Find all the lines with "hastighetskode" and gather them.

Entries from a dataset:
## START
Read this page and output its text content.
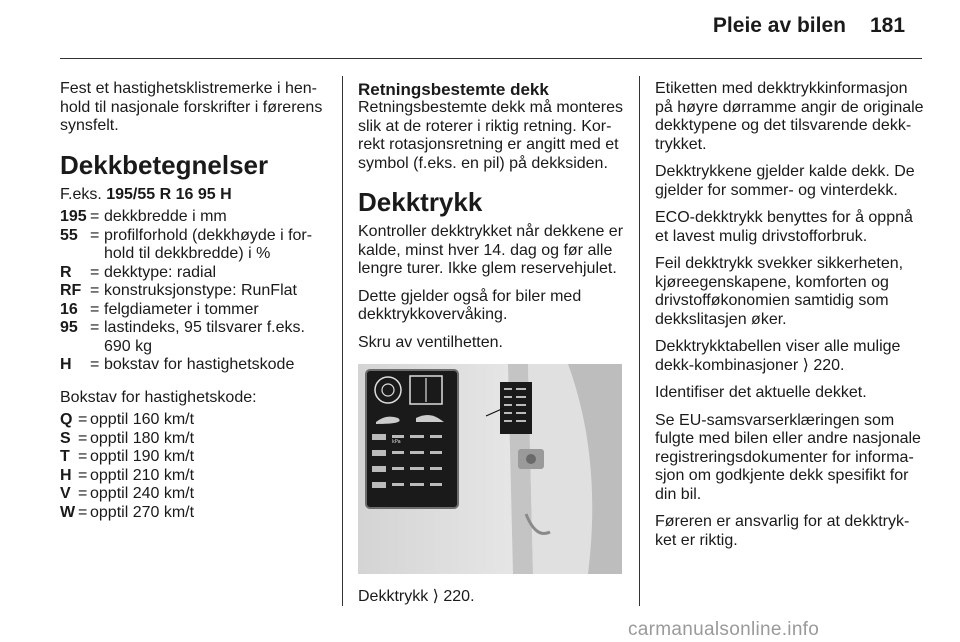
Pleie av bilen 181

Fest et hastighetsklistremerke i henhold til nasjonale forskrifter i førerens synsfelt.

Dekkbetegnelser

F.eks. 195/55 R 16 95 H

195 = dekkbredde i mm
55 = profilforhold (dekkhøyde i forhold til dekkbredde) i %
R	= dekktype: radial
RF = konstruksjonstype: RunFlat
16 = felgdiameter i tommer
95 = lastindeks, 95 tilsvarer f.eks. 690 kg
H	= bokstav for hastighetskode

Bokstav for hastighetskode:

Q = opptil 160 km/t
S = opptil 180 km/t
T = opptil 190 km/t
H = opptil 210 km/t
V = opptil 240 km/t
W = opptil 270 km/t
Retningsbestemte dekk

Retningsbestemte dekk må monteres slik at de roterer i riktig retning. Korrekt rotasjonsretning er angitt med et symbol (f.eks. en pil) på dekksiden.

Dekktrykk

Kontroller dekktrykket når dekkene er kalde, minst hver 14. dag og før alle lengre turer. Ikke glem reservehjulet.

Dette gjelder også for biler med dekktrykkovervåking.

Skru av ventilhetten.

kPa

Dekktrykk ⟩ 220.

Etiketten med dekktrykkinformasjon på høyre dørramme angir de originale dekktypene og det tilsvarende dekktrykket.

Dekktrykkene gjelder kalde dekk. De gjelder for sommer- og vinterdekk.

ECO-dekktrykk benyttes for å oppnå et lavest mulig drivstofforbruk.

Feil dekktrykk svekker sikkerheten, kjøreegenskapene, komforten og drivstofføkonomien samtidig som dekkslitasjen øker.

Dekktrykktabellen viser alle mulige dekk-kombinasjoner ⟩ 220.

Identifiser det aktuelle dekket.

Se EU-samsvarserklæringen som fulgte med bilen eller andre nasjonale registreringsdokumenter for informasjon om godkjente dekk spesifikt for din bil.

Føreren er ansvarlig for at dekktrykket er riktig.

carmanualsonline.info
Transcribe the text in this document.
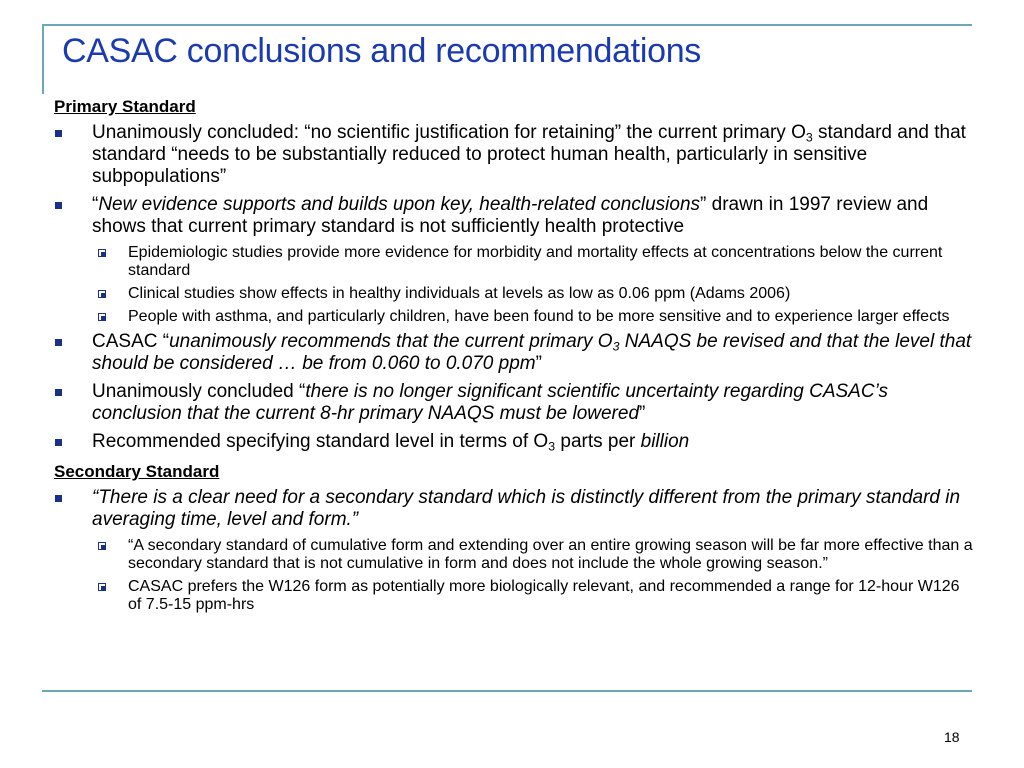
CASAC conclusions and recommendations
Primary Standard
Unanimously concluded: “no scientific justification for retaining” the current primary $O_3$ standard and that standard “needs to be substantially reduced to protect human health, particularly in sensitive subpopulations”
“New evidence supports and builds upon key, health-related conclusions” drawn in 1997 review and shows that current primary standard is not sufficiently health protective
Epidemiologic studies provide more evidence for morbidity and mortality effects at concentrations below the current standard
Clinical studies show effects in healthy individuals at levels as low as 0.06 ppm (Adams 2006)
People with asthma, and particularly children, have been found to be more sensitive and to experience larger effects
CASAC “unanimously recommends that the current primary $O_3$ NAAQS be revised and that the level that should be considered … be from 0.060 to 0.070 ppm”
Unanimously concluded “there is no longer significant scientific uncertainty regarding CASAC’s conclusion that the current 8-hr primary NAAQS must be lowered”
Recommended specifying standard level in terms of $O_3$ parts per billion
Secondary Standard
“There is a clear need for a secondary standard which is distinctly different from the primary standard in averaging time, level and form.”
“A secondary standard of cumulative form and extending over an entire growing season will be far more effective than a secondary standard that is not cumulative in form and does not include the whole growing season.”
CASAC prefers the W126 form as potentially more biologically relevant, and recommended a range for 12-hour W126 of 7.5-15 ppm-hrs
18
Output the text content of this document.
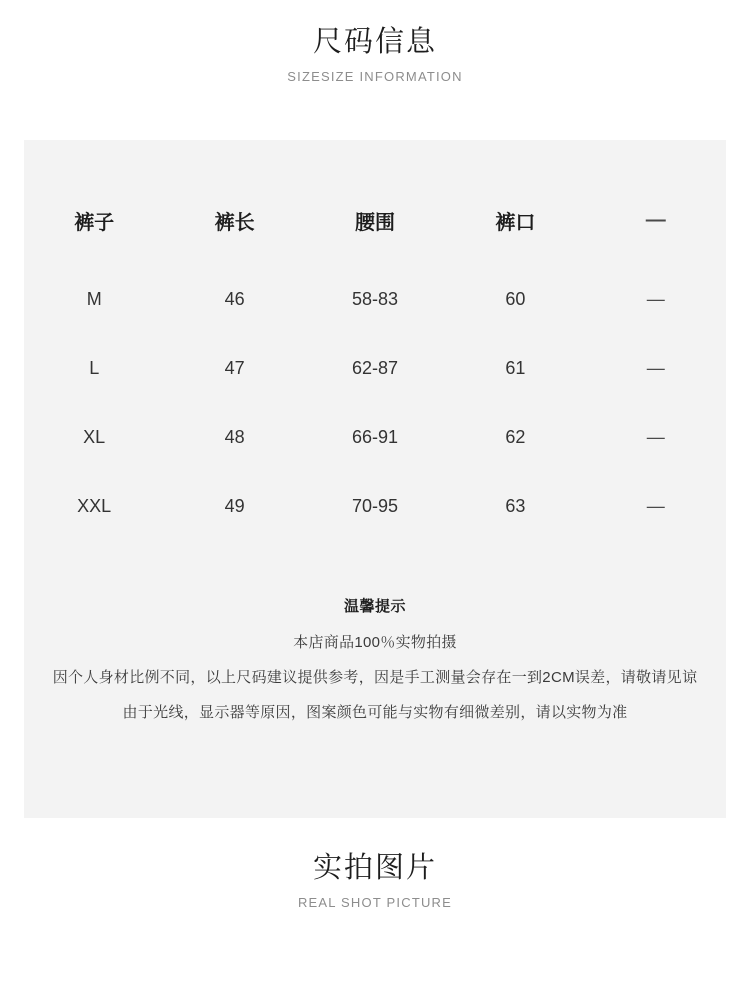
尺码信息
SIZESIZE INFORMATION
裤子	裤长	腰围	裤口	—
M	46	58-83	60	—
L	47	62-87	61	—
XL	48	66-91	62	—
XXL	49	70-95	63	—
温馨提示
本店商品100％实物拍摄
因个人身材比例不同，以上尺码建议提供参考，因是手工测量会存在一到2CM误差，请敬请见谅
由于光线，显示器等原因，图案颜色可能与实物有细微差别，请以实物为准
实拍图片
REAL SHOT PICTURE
## END
# Exercise solution:
H	= bokstav for hastighetskode
Bokstav for hastighetskode:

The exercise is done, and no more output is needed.